Instructions to follow
Print every line of the data below verbatim, but leave out the pictures.
BEGIN Provided records
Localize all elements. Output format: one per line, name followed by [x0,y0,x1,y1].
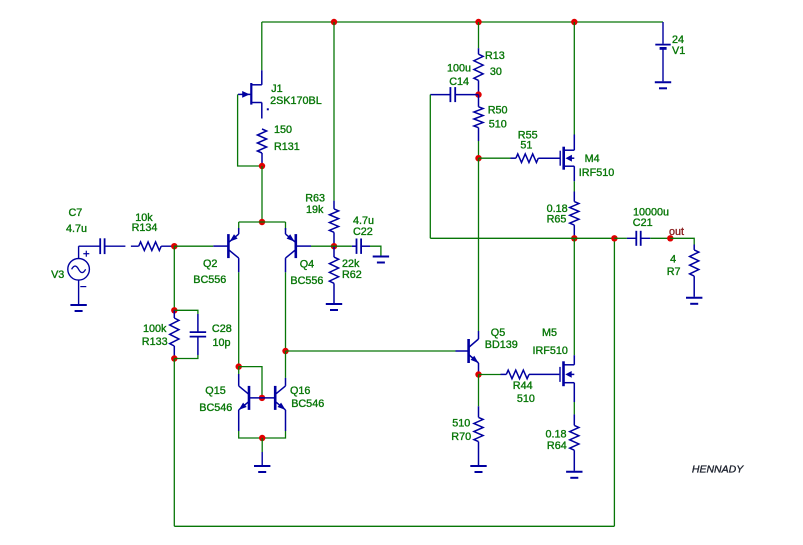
svg-text:R50: R50 [488,105,508,117]
svg-text:R65: R65 [547,214,567,226]
svg-text:R131: R131 [274,141,300,153]
svg-text:4: 4 [670,254,676,266]
svg-text:M4: M4 [585,153,600,165]
svg-text:M5: M5 [542,327,557,339]
svg-text:HENNADY: HENNADY [692,464,744,476]
svg-text:Q5: Q5 [491,327,505,339]
svg-text:R63: R63 [305,193,325,205]
svg-text:R62: R62 [342,269,362,281]
svg-text:BC556: BC556 [290,275,323,287]
svg-text:Q2: Q2 [203,258,217,270]
svg-text:R133: R133 [142,336,168,348]
svg-text:R44: R44 [513,380,533,392]
svg-text:Q4: Q4 [300,259,314,271]
svg-text:IRF510: IRF510 [579,167,614,179]
svg-text:510: 510 [489,119,507,131]
svg-text:out: out [669,226,684,238]
svg-text:0.18: 0.18 [546,429,567,441]
svg-text:4.7u: 4.7u [66,223,87,235]
svg-text:C22: C22 [353,226,373,238]
svg-text:V1: V1 [672,45,685,57]
svg-text:C14: C14 [449,76,469,88]
svg-text:150: 150 [274,124,292,136]
svg-text:510: 510 [517,393,535,405]
svg-text:100u: 100u [447,63,471,75]
svg-text:C28: C28 [212,323,232,335]
svg-text:Q16: Q16 [290,385,310,397]
svg-text:C7: C7 [69,207,83,219]
svg-text:V3: V3 [51,269,64,281]
svg-text:BC556: BC556 [193,274,226,286]
svg-text:51: 51 [520,140,532,152]
svg-text:C21: C21 [633,217,653,229]
svg-text:R134: R134 [132,222,158,234]
svg-text:10p: 10p [213,337,231,349]
svg-text:BC546: BC546 [291,398,324,410]
svg-text:30: 30 [490,66,502,78]
svg-text:R70: R70 [451,431,471,443]
svg-text:J1: J1 [271,83,282,95]
svg-text:2SK170BL: 2SK170BL [270,95,322,107]
svg-text:510: 510 [452,418,470,430]
svg-text:R64: R64 [547,440,567,452]
svg-text:BC546: BC546 [199,402,232,414]
svg-text:R7: R7 [667,266,681,278]
svg-text:19k: 19k [306,204,324,216]
svg-text:BD139: BD139 [485,339,518,351]
svg-text:IRF510: IRF510 [533,345,568,357]
svg-text:Q15: Q15 [205,385,225,397]
svg-text:R13: R13 [485,50,505,62]
svg-text:100k: 100k [143,323,167,335]
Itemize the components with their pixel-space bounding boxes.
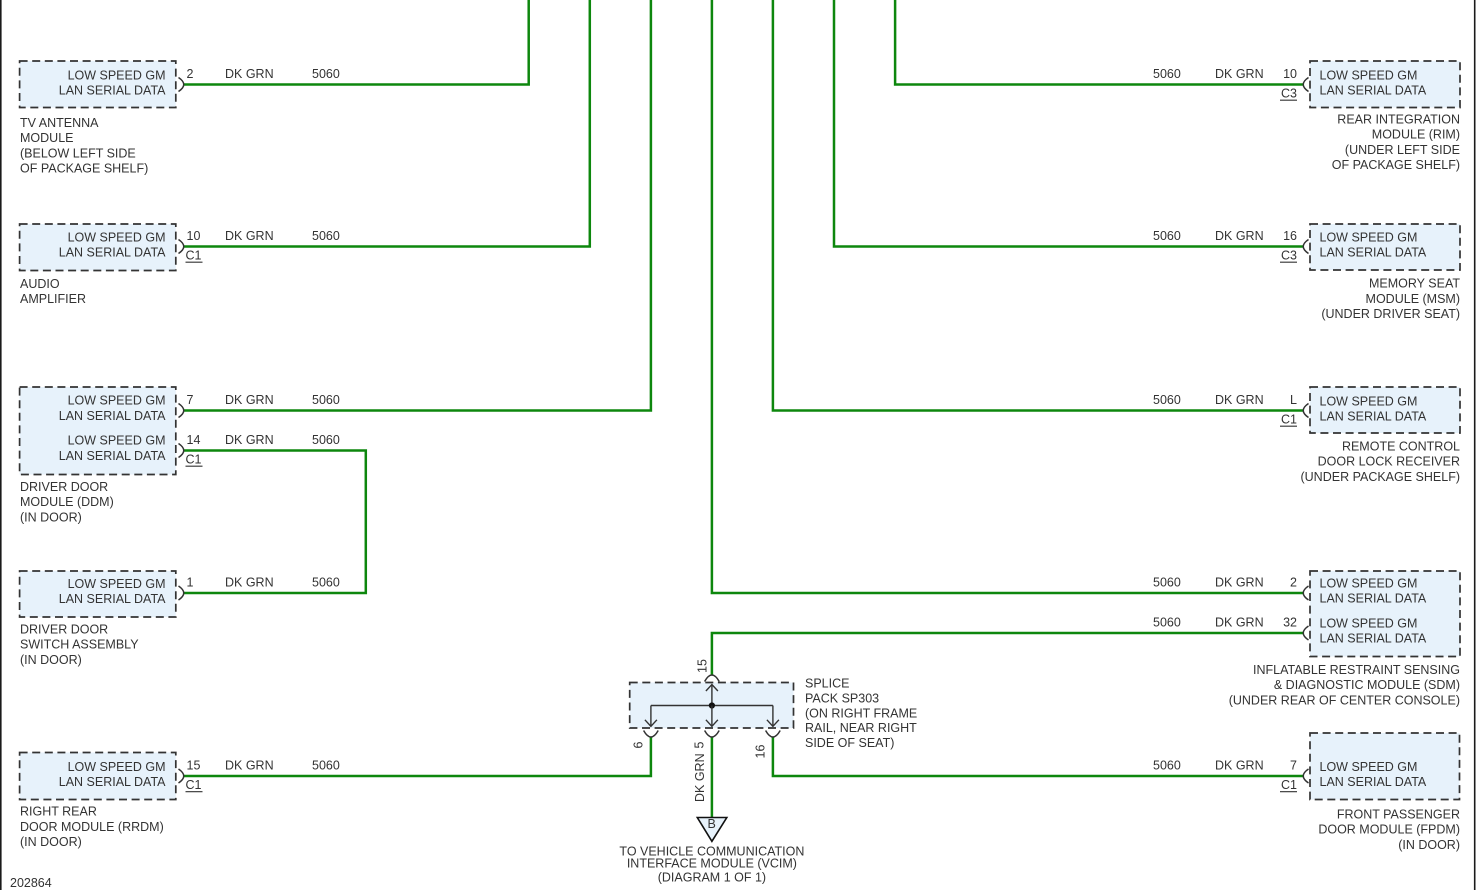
END Provided records
Written response
Localize all elements. Output format: one per line, name followed by [x0,y0,x1,y1].
svg-text:R50: R50 [488,105,508,117]
svg-text:R65: R65 [547,214,567,226]
svg-text:R131: R131 [274,141,300,153]
svg-text:4: 4 [670,254,676,266]
svg-text:M4: M4 [585,153,600,165]
svg-text:M5: M5 [542,327,557,339]
svg-text:HENNADY: HENNADY [692,464,744,476]
svg-text:Q5: Q5 [491,327,505,339]
svg-text:R63: R63 [305,193,325,205]
svg-text:R62: R62 [342,269,362,281]
svg-text:BC556: BC556 [290,275,323,287]
svg-text:Q2: Q2 [203,258,217,270]
svg-text:R133: R133 [142,336,168,348]
svg-text:R44: R44 [513,380,533,392]
svg-text:Q4: Q4 [300,259,314,271]
svg-text:IRF510: IRF510 [579,167,614,179]
svg-text:510: 510 [489,119,507,131]
svg-text:out: out [669,226,684,238]
svg-text:0.18: 0.18 [546,429,567,441]
svg-text:4.7u: 4.7u [66,223,87,235]
svg-text:C22: C22 [353,226,373,238]
svg-text:V1: V1 [672,45,685,57]
svg-text:C14: C14 [449,76,469,88]
svg-text:150: 150 [274,124,292,136]
svg-text:510: 510 [517,393,535,405]
svg-text:100u: 100u [447,63,471,75]
svg-text:C28: C28 [212,323,232,335]
svg-text:Q16: Q16 [290,385,310,397]
svg-text:C7: C7 [69,207,83,219]
svg-text:V3: V3 [51,269,64,281]
svg-text:BC556: BC556 [193,274,226,286]
svg-text:51: 51 [520,140,532,152]
svg-text:C21: C21 [633,217,653,229]
svg-text:R134: R134 [132,222,158,234]
svg-text:10p: 10p [213,337,231,349]
svg-text:BC546: BC546 [291,398,324,410]
svg-text:30: 30 [490,66,502,78]
svg-text:R70: R70 [451,431,471,443]
svg-text:J1: J1 [271,83,282,95]
svg-text:2SK170BL: 2SK170BL [270,95,322,107]
svg-text:510: 510 [452,418,470,430]
svg-text:R64: R64 [547,440,567,452]
svg-text:BC546: BC546 [199,402,232,414]
svg-text:R7: R7 [667,266,681,278]
svg-text:19k: 19k [306,204,324,216]
svg-text:BD139: BD139 [485,339,518,351]
svg-text:IRF510: IRF510 [533,345,568,357]
svg-text:Q15: Q15 [205,385,225,397]
svg-text:R13: R13 [485,50,505,62]
svg-text:100k: 100k [143,323,167,335]
Itemize the components with their pixel-space bounding boxes.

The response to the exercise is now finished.